What is needed: From the listing below, copy every line with the word "доходы".

Given data:
* * *
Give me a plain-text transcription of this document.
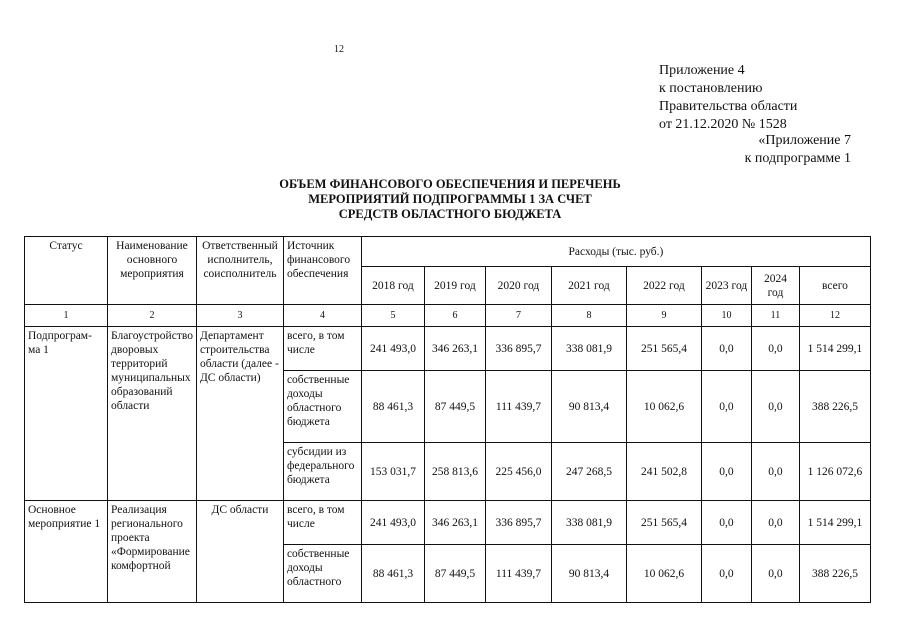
12
Приложение 4
к постановлению
Правительства области
от 21.12.2020 № 1528
«Приложение 7
к подпрограмме 1
ОБЪЕМ ФИНАНСОВОГО ОБЕСПЕЧЕНИЯ И ПЕРЕЧЕНЬ
МЕРОПРИЯТИЙ ПОДПРОГРАММЫ 1 ЗА СЧЕТ
СРЕДСТВ ОБЛАСТНОГО БЮДЖЕТА
Статус	Наименование основного мероприятия	Ответственный исполнитель, соисполнитель	Источник финансового обеспечения	Расходы (тыс. руб.)							
				2018 год	2019 год	2020 год	2021 год	2022 год	2023 год	2024 год	всего
1	2	3	4	5	6	7	8	9	10	11	12
Подпрограм-ма 1	Благоустройство дворовых территорий муниципальных образований области	Департамент строительства области (далее - ДС области)	всего, в том числе	241 493,0	346 263,1	336 895,7	338 081,9	251 565,4	0,0	0,0	1 514 299,1
			собственные доходы областного бюджета	88 461,3	87 449,5	111 439,7	90 813,4	10 062,6	0,0	0,0	388 226,5
			субсидии из федерального бюджета	153 031,7	258 813,6	225 456,0	247 268,5	241 502,8	0,0	0,0	1 126 072,6
Основное мероприятие 1	Реализация регионального проекта «Формирование комфортной	ДС области	всего, в том числе	241 493,0	346 263,1	336 895,7	338 081,9	251 565,4	0,0	0,0	1 514 299,1
			собственные доходы областного	88 461,3	87 449,5	111 439,7	90 813,4	10 062,6	0,0	0,0	388 226,5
* * *
Final result:
			собственные доходы областного бюджета	88 461,3	87 449,5	111 439,7	90 813,4	10 062,6	0,0	0,0	388 226,5
			собственные доходы областного	88 461,3	87 449,5	111 439,7	90 813,4	10 062,6	0,0	0,0	388 226,5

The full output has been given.